### [Required work]
Among the lines of these entries, how many hold the word "MediaSIG"? State only the number.

Figure content listings
..........
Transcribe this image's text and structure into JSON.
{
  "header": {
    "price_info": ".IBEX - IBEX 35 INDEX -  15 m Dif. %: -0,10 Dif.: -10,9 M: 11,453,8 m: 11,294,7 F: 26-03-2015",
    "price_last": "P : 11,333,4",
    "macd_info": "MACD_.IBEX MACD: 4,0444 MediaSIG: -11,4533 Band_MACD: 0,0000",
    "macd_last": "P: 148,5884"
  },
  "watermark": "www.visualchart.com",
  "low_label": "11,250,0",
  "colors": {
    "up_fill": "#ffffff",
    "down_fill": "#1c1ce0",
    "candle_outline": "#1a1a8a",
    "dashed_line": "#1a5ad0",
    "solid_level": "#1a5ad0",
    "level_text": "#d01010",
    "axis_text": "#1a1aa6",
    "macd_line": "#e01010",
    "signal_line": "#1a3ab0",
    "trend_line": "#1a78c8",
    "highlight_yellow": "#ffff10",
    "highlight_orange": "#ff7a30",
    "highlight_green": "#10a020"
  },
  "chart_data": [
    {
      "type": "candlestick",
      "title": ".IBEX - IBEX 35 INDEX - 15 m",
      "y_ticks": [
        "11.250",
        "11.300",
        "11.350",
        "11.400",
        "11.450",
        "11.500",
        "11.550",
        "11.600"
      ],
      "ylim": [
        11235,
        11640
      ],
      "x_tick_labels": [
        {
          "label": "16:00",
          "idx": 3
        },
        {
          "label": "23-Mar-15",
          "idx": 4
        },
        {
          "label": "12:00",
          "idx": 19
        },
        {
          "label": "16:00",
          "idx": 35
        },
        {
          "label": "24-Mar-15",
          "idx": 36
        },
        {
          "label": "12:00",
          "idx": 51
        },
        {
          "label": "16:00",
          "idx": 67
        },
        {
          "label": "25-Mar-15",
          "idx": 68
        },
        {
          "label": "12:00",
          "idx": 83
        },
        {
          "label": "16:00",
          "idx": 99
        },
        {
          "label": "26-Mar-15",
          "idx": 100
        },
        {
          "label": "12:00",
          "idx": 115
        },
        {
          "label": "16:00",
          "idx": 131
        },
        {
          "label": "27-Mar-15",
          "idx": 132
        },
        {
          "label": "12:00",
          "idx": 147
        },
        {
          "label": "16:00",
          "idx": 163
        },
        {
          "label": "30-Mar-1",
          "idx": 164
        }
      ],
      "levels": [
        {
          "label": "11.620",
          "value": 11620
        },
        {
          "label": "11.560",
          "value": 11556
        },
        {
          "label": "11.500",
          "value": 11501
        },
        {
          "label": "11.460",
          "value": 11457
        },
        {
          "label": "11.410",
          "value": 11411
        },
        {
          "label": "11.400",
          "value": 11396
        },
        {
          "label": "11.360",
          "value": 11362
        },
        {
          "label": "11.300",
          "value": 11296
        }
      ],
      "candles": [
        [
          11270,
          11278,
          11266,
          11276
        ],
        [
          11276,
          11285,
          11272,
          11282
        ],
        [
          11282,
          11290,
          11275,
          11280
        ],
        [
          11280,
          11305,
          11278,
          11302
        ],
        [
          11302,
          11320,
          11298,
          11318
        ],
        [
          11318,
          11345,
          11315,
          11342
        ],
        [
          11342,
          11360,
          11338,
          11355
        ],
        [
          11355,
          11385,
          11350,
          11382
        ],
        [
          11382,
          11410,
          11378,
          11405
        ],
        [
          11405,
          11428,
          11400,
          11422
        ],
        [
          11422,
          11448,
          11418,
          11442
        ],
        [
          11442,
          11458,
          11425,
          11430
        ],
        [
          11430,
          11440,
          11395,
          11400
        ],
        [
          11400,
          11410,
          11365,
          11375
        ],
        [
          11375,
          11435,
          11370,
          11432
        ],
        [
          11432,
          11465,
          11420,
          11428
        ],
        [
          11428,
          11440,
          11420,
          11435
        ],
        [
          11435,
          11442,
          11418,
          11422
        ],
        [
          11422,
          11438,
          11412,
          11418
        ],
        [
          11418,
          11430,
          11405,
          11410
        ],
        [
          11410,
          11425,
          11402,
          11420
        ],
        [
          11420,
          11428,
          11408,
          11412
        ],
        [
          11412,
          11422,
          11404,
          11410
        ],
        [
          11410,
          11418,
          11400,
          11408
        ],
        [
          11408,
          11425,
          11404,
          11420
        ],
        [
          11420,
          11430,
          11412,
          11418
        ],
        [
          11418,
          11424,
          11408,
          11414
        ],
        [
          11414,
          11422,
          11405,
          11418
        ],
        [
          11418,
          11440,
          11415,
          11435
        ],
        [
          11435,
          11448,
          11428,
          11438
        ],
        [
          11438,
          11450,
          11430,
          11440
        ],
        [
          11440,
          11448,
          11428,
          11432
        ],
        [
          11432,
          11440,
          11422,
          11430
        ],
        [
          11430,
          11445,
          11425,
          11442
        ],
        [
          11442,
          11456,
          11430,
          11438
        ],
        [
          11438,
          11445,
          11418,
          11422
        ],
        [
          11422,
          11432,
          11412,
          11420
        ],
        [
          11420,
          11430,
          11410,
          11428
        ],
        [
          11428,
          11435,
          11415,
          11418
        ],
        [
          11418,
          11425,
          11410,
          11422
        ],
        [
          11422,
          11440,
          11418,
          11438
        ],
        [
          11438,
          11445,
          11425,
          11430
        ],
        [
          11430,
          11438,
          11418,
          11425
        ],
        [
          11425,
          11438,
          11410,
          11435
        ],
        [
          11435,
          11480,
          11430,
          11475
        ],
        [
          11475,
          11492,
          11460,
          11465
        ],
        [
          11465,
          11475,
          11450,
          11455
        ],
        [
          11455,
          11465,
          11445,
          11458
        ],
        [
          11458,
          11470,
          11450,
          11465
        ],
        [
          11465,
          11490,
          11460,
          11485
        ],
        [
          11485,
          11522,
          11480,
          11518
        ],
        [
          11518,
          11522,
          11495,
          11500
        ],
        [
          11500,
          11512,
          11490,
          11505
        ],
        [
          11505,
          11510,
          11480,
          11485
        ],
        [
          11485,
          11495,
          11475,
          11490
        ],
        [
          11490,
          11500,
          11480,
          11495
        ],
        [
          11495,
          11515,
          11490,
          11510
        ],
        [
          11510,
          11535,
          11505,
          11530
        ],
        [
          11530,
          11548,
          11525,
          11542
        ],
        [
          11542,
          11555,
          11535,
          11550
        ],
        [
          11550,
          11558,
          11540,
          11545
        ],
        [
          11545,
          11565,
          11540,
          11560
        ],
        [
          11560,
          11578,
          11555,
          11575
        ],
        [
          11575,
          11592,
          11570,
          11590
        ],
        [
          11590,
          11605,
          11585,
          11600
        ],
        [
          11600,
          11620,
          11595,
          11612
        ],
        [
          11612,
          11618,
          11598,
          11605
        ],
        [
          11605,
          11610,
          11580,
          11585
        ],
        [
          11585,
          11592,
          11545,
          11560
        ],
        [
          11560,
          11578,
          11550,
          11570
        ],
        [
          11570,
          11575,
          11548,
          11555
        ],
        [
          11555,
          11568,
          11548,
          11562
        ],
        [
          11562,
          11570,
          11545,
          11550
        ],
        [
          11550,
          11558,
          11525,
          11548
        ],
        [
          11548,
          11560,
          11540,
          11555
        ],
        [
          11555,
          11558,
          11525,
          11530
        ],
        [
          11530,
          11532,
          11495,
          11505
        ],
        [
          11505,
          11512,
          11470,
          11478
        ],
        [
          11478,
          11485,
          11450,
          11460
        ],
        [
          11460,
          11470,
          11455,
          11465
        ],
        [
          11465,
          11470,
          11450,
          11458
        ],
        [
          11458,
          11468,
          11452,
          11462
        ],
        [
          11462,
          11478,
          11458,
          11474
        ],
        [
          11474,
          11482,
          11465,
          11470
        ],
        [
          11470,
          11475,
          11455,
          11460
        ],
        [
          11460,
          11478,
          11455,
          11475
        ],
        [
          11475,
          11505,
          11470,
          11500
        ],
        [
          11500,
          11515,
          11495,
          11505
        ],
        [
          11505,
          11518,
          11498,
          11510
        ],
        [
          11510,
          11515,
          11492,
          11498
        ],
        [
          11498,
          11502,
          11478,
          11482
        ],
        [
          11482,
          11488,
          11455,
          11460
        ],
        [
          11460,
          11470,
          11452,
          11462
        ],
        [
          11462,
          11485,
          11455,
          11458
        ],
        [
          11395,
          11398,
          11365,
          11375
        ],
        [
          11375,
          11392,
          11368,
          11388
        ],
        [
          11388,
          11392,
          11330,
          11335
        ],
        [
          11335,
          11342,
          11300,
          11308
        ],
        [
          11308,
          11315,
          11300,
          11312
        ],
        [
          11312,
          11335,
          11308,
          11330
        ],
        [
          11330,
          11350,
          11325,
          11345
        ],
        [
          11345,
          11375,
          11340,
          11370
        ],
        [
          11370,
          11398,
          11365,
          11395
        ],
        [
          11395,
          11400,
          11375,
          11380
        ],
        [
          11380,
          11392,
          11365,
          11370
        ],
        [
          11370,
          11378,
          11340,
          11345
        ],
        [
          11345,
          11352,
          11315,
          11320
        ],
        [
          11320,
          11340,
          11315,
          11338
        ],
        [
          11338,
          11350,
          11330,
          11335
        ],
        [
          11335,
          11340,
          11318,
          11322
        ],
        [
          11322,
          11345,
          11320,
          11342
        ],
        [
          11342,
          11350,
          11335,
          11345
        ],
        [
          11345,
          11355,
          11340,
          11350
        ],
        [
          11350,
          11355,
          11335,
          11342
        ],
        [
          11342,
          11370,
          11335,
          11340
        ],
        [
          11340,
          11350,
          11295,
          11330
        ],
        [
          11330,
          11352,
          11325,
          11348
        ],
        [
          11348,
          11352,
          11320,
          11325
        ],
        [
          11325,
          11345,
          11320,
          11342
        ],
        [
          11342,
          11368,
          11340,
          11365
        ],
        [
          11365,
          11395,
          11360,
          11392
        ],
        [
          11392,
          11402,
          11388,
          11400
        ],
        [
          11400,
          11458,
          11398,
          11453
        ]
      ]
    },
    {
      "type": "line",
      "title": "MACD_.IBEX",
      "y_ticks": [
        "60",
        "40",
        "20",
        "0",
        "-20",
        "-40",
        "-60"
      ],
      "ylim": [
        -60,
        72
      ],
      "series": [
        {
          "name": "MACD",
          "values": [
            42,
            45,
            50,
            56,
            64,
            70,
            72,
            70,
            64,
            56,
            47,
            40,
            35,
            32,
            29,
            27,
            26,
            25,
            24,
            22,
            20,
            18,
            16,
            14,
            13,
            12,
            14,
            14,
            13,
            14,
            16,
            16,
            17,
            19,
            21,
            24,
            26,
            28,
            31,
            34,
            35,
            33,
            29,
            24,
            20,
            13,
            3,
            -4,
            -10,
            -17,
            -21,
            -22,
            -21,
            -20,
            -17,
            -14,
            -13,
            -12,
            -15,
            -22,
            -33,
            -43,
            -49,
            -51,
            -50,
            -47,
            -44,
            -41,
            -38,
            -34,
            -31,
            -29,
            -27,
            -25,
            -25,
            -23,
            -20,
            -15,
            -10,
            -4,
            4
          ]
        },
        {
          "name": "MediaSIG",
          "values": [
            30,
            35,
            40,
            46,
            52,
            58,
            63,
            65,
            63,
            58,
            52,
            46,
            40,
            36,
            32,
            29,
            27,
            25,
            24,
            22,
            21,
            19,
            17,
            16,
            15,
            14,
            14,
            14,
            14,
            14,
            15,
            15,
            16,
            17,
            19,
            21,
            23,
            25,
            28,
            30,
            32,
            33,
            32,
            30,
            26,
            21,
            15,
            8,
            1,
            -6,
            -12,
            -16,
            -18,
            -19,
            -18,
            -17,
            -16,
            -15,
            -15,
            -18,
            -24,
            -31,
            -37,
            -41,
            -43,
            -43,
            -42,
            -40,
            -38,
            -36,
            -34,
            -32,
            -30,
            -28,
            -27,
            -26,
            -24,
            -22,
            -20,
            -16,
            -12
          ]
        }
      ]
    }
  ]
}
..........
### [Solution to the problem]
2